* Brief:
Give the number of lines containing "color" in this listing, with no other words.

# start of Records for the task

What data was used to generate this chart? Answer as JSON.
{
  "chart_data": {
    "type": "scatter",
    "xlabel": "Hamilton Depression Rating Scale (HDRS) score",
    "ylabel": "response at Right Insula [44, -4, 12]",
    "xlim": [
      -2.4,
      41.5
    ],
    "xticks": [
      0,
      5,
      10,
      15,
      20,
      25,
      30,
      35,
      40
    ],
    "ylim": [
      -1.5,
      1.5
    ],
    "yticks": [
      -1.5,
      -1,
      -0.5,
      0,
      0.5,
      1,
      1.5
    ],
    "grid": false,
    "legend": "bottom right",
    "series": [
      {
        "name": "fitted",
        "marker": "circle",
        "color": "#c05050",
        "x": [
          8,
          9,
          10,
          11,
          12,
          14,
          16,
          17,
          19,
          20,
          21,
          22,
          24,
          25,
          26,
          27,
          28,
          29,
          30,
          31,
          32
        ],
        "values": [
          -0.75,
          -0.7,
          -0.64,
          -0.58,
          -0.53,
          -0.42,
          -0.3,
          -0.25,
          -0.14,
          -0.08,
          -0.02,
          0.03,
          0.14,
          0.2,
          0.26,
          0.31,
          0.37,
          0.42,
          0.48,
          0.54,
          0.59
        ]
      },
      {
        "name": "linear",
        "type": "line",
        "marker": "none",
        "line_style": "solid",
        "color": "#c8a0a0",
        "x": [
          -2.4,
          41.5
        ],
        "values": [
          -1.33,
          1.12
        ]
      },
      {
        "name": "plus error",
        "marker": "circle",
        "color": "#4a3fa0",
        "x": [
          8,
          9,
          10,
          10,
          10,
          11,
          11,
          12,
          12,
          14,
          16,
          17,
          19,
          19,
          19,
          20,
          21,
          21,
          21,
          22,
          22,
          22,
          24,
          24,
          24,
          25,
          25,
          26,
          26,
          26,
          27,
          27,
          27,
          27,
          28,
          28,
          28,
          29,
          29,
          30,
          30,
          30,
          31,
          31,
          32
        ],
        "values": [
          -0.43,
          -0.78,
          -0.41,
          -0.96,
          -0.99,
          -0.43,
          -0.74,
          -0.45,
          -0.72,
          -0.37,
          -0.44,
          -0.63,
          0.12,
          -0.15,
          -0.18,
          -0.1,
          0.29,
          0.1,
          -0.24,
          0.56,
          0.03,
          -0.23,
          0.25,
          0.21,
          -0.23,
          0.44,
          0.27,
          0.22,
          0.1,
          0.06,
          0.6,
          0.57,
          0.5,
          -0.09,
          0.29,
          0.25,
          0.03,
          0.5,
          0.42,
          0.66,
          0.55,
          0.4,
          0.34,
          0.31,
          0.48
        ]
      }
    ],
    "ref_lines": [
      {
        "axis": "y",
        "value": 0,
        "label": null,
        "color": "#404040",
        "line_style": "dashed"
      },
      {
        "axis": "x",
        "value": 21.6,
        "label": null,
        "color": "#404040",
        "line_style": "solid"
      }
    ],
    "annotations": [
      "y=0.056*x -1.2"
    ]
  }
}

# end of Records for the task

* Response:
5